** WHAT IS ASKED **
1. Revise the commentary on the housing and mortgage collapse, reproducing the part that opens with the words containing "You see, this" and closes with "message of madness.", but replace "fiasco" with "debacle".
2. Transcribe the entries below exactly, from the first line of the entries through the line containing "list-item [0,828,560,880]", both inclusive, and nothing beyond them.

** TEXT EXTRACT **

September 2008


The ongoing housing/mortgage/securities collapse south of the border is an unprecedented example of what can happen when a variety of bad things occur at the same time.

An economy driven by its housing market. What were they thinking? Homebuyers who believed that the value of their properties would increase forever on the back of near nil interest rates? What were they thinking? Mortgage lenders who were, in reality, mortgage bundlers and hawkers. What were they thinking? Securities giants who thought they could reap billions in buying and selling securitized mortgages. What were they thinking? Regulators who dismissed this as so much “froth” in the marketplace? What were they thinking? Congressional leaders who greased the wheels with legislation to keep this scam rolling. What were they thinking?

You see, this fiasco was delusional at every level. It was a society, a nation on full bore “TILT.” From the homeowner/mortgage borrower to the mortgage lender/reseller to the bundled mortgage buyer/reseller to the investors who bought the securitized mortgage bundles to the economic watchdog regulators and to their political masters, they all bought into the same, rightwing laissez-faire ideology, the very same message of madness.

** RECORDS FOR THIS EXERCISE **
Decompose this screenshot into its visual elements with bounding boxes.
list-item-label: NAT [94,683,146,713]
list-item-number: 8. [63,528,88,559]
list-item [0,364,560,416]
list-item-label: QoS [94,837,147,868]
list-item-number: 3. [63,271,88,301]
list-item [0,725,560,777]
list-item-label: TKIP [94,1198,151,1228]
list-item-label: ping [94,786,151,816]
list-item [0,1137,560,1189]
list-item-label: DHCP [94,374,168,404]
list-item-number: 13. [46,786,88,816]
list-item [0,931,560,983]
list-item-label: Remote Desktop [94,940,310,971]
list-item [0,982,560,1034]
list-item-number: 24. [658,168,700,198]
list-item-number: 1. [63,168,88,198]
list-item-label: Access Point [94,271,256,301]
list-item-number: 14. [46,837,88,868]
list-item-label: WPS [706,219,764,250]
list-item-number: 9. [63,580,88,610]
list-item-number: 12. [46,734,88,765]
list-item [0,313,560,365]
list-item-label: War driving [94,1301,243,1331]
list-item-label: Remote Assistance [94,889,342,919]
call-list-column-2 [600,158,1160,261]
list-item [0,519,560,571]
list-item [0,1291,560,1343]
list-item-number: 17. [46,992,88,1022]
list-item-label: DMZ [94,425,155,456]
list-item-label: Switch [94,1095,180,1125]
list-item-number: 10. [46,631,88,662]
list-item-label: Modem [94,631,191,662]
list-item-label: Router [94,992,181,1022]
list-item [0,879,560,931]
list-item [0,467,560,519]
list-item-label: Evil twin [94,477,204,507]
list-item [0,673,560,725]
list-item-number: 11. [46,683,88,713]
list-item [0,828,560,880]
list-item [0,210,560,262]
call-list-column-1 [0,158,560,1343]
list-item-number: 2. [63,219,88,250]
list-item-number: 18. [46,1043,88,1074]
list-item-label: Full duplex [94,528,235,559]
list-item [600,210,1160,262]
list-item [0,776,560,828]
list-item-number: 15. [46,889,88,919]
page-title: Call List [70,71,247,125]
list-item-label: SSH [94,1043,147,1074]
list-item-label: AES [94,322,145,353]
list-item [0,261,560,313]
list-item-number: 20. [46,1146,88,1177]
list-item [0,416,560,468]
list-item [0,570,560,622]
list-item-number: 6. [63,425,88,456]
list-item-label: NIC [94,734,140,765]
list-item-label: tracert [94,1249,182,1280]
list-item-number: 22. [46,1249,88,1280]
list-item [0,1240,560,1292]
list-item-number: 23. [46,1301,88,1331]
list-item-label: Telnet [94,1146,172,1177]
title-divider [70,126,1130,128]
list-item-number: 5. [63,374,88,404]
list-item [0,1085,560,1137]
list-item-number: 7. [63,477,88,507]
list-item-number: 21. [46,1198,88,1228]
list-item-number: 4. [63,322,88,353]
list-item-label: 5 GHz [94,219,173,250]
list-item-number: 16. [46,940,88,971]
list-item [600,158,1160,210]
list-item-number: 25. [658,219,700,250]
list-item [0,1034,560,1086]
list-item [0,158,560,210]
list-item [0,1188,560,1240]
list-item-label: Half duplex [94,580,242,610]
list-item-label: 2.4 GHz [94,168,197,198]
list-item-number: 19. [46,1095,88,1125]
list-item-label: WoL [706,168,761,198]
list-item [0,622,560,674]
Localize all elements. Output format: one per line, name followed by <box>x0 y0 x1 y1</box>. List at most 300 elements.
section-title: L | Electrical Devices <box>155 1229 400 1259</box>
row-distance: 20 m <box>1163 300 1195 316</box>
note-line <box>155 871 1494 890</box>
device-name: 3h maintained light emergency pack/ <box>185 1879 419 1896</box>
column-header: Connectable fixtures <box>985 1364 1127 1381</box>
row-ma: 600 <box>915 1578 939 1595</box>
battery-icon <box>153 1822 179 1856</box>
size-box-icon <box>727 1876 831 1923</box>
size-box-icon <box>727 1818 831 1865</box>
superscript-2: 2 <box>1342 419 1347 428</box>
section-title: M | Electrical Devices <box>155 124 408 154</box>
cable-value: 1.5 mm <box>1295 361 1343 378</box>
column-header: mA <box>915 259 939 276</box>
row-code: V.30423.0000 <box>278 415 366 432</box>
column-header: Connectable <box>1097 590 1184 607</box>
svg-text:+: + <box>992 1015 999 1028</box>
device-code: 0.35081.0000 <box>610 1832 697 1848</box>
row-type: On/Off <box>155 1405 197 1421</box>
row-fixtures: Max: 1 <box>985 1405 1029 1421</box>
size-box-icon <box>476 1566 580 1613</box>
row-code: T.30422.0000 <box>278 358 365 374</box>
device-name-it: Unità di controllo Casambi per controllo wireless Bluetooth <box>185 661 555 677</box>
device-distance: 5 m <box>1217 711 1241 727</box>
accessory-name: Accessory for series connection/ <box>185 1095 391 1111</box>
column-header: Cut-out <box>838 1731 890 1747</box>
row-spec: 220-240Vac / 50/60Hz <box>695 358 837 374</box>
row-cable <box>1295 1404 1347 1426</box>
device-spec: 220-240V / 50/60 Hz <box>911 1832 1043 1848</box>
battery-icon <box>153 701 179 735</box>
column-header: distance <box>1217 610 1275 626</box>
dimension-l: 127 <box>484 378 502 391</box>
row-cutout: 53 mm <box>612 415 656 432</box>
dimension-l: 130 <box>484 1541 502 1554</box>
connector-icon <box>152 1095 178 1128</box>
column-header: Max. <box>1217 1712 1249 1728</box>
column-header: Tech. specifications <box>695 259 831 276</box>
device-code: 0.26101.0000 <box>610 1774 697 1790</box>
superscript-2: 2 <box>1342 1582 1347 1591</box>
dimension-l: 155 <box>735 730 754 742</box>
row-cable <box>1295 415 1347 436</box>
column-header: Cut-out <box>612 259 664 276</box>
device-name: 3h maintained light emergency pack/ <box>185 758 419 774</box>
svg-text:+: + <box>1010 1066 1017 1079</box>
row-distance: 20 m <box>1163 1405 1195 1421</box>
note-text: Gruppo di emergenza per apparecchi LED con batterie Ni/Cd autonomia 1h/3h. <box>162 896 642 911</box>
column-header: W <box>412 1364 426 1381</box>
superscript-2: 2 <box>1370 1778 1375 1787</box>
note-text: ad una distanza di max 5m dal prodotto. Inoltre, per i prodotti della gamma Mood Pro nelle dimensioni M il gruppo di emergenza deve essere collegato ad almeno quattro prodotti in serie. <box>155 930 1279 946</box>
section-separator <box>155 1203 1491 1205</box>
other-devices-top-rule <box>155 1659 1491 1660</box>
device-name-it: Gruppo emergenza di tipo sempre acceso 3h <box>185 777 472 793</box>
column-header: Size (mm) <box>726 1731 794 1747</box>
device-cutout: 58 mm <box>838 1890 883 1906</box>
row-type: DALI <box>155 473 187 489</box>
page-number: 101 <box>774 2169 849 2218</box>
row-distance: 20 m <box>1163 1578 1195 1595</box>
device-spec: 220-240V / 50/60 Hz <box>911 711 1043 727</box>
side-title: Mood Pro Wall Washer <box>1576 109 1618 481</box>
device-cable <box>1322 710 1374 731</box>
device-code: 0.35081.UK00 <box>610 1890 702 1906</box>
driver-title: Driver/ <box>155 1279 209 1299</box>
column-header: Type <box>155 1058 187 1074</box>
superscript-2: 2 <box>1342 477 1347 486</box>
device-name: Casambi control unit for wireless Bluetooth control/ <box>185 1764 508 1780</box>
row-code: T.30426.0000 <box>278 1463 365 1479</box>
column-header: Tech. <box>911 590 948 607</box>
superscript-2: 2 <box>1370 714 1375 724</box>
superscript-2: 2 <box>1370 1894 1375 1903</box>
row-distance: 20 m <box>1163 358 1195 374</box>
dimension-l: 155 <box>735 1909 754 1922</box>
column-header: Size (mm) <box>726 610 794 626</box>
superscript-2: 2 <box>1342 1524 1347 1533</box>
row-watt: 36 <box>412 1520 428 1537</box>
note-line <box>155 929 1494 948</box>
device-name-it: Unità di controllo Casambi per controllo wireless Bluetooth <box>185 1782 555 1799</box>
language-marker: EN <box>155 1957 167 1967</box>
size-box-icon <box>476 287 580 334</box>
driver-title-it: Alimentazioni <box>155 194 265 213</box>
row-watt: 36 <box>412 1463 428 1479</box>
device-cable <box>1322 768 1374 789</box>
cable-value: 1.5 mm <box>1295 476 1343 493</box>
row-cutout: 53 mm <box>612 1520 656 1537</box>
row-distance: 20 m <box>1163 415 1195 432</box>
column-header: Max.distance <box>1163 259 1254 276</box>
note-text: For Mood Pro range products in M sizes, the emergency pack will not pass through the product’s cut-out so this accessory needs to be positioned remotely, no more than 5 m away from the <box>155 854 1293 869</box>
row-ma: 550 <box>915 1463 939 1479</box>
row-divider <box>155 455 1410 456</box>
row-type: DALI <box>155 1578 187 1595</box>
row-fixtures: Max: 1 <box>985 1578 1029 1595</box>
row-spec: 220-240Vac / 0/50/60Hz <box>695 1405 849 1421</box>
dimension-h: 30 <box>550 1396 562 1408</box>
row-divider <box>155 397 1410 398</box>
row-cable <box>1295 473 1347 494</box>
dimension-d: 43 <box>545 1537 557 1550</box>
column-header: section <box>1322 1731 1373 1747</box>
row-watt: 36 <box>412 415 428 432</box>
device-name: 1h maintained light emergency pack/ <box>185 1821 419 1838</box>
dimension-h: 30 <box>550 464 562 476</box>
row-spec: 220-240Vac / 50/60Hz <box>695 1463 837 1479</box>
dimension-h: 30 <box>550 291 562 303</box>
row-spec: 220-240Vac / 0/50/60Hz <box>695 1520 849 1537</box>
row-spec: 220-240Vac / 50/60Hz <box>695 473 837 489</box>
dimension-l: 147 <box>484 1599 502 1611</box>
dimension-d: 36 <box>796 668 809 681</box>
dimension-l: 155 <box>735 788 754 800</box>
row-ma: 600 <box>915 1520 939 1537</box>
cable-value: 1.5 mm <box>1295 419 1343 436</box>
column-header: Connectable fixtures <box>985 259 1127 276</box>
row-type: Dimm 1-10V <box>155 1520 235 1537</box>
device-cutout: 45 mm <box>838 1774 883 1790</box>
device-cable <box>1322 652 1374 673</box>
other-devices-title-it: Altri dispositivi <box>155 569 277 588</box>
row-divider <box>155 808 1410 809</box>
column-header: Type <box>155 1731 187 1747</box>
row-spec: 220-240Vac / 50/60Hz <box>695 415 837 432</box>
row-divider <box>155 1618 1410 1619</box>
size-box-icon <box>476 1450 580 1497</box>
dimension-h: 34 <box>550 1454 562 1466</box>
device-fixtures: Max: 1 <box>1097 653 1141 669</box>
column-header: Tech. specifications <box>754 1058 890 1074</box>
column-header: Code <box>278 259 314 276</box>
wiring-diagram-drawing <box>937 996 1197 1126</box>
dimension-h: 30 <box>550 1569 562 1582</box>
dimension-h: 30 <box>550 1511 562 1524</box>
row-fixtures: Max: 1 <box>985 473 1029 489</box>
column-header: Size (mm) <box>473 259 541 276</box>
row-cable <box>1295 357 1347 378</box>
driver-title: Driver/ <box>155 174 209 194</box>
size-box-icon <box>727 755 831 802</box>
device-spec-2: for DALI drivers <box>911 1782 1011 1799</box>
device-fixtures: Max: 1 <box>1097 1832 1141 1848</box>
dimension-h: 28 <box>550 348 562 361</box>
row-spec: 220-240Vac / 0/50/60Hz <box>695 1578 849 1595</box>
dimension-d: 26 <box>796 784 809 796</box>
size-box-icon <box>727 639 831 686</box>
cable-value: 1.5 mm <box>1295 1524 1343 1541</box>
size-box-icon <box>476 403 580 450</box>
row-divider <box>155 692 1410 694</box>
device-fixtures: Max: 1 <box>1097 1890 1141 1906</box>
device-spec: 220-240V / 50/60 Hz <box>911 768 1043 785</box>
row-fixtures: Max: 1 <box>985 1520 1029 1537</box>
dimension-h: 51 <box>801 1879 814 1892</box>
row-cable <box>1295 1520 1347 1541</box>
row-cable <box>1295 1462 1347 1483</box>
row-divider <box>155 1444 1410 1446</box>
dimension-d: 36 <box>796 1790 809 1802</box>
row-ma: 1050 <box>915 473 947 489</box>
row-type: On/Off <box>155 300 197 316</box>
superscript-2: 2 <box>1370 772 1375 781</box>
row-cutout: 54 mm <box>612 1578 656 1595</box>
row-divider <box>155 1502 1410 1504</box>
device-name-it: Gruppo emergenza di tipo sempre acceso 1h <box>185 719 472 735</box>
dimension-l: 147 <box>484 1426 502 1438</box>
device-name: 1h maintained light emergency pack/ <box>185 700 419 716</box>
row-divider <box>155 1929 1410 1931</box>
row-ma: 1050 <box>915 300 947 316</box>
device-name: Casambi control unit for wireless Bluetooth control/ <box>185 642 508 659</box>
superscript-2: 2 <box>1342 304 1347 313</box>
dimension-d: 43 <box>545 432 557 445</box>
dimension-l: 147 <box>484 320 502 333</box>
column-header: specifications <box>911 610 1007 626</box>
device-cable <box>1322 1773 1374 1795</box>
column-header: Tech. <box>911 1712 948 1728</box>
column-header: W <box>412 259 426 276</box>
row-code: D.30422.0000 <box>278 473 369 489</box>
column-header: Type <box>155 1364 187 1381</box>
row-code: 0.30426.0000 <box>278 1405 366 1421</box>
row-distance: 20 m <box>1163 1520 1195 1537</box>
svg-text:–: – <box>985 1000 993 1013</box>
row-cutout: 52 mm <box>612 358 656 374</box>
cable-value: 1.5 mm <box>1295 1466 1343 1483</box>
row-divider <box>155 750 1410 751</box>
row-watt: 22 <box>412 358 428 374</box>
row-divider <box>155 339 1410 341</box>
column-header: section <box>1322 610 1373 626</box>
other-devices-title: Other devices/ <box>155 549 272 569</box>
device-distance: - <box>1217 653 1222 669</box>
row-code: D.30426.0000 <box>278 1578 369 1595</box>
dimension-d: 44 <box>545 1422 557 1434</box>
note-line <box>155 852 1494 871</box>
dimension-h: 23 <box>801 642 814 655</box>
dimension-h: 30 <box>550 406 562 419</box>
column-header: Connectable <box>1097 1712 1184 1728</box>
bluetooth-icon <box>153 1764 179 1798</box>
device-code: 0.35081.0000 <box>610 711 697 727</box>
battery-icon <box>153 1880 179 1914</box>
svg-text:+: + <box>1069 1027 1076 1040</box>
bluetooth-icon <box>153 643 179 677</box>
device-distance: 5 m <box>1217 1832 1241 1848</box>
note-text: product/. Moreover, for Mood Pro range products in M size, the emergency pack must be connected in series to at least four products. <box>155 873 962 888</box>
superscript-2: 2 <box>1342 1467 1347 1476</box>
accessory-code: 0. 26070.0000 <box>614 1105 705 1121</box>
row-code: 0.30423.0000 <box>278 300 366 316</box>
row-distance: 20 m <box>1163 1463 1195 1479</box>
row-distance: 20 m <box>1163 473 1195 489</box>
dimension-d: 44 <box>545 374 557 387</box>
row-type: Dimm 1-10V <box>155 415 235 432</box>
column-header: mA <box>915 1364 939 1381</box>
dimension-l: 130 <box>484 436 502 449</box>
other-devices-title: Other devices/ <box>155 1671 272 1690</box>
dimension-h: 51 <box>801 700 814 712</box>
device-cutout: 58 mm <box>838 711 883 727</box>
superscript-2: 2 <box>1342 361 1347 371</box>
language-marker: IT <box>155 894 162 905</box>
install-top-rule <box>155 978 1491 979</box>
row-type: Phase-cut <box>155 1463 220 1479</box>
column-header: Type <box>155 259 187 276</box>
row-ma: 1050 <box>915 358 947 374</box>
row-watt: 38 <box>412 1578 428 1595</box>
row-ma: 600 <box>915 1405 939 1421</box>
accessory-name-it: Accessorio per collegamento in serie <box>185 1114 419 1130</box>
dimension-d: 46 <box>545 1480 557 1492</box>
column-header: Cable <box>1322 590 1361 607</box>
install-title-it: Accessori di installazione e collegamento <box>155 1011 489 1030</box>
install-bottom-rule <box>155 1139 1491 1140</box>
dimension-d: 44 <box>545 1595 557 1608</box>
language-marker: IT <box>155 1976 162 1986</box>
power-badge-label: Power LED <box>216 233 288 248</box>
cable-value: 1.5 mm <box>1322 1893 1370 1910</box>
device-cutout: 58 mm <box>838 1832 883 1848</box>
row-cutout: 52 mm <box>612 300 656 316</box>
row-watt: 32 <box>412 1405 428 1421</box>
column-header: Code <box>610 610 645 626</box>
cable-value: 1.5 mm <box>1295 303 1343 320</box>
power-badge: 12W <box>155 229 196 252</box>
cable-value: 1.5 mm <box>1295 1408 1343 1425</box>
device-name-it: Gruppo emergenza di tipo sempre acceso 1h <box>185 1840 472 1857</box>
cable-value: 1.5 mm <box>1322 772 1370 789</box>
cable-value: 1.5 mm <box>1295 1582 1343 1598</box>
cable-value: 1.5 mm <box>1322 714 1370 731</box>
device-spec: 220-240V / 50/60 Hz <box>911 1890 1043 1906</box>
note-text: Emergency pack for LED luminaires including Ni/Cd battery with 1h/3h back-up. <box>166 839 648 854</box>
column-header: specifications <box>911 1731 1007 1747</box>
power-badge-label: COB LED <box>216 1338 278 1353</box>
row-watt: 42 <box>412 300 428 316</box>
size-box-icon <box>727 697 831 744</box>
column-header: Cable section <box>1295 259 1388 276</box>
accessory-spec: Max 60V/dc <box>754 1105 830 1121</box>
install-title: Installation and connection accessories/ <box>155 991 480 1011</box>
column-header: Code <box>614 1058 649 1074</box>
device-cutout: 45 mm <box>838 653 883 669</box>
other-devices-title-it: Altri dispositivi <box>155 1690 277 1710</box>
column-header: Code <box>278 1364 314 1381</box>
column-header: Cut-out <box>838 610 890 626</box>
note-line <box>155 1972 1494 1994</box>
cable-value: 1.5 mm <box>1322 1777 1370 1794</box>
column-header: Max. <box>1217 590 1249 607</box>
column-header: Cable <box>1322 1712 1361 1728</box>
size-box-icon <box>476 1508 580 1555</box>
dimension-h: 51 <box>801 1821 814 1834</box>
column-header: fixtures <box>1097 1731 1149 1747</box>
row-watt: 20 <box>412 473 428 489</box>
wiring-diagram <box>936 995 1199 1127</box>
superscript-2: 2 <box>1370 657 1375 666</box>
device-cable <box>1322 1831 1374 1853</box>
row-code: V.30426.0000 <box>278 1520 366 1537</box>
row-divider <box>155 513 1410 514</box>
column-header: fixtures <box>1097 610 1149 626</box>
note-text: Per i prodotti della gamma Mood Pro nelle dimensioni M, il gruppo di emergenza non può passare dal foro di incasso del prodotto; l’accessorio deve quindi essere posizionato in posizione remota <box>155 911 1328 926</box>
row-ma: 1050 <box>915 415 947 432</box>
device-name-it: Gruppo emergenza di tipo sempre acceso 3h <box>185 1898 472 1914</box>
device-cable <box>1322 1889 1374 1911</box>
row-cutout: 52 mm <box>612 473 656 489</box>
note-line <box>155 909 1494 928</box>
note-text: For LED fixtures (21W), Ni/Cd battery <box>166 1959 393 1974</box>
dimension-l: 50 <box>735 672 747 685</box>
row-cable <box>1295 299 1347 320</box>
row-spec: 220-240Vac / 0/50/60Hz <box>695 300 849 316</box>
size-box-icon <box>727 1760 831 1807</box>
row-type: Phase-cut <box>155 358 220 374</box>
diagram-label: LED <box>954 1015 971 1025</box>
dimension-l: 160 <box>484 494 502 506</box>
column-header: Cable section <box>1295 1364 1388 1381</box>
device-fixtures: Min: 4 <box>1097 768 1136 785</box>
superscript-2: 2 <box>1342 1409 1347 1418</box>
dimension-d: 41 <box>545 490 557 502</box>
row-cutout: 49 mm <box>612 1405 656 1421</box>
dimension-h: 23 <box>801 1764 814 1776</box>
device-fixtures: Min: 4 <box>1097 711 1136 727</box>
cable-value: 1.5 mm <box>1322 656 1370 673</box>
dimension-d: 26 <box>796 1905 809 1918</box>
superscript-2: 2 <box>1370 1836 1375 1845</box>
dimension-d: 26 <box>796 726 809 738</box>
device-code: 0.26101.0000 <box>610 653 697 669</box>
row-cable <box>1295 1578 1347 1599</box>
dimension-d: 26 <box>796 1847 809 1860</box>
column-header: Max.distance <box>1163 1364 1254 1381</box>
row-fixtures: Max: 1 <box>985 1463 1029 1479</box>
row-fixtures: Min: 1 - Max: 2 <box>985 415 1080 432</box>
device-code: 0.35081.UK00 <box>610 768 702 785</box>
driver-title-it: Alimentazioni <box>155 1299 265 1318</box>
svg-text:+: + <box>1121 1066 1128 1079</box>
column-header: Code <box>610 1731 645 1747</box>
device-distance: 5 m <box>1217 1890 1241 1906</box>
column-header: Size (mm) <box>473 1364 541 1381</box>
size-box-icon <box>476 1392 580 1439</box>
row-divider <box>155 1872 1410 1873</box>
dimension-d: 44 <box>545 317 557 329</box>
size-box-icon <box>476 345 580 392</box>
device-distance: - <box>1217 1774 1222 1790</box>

** THE RESULTS **
1.
You see, this debacle was delusional at every level. It was a society, a nation on full bore “TILT.” From the homeowner/mortgage borrower to the mortgage lender/reseller to the bundled mortgage buyer/reseller to the investors who bought the securitized mortgage bundles to the economic watchdog regulators and to their political masters, they all bought into the same, rightwing laissez-faire ideology, the very same message of madness.

2.
Decompose this screenshot into its visual elements with bounding boxes.
list-item-label: NAT [94,683,146,713]
list-item-number: 8. [63,528,88,559]
list-item [0,364,560,416]
list-item-label: QoS [94,837,147,868]
list-item-number: 3. [63,271,88,301]
list-item [0,725,560,777]
list-item-label: TKIP [94,1198,151,1228]
list-item-label: ping [94,786,151,816]
list-item [0,1137,560,1189]
list-item-label: DHCP [94,374,168,404]
list-item-number: 13. [46,786,88,816]
list-item [0,931,560,983]
list-item-label: Remote Desktop [94,940,310,971]
list-item [0,982,560,1034]
list-item-number: 24. [658,168,700,198]
list-item-number: 1. [63,168,88,198]
list-item-label: Access Point [94,271,256,301]
list-item-number: 14. [46,837,88,868]
list-item-label: WPS [706,219,764,250]
list-item-number: 9. [63,580,88,610]
list-item-number: 12. [46,734,88,765]
list-item [0,313,560,365]
list-item-label: War driving [94,1301,243,1331]
list-item-label: Remote Assistance [94,889,342,919]
call-list-column-2 [600,158,1160,261]
list-item [0,519,560,571]
list-item [0,1291,560,1343]
list-item-number: 17. [46,992,88,1022]
list-item-label: DMZ [94,425,155,456]
list-item-label: Switch [94,1095,180,1125]
list-item-number: 10. [46,631,88,662]
list-item-label: Modem [94,631,191,662]
list-item-label: Router [94,992,181,1022]
list-item [0,879,560,931]
list-item [0,467,560,519]
list-item-label: Evil twin [94,477,204,507]
list-item [0,673,560,725]
list-item-number: 11. [46,683,88,713]
list-item [0,828,560,880]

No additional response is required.